(Collected data)

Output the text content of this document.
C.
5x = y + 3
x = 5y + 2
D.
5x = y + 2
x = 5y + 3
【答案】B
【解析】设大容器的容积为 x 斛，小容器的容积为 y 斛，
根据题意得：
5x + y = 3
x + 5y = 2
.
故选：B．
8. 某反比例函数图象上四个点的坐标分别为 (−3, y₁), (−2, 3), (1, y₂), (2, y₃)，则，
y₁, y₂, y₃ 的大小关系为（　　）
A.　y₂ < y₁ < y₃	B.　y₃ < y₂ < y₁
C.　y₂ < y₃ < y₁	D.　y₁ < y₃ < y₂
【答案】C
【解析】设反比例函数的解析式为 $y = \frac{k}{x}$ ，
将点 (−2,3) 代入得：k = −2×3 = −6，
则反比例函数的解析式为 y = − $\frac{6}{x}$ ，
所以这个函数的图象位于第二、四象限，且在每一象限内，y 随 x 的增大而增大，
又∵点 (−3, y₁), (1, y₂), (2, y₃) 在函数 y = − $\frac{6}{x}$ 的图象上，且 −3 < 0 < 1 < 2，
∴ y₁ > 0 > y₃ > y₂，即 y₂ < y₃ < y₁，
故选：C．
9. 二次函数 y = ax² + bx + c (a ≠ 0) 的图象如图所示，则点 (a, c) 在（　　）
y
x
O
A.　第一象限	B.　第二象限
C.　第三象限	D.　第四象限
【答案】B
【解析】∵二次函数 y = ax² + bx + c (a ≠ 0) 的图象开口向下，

→ **TASK DIRECTIONS**: Note how many lines in the listing above hold the string "二次函数", then give only that figure.

→ **RIGHT ANSWER**: 2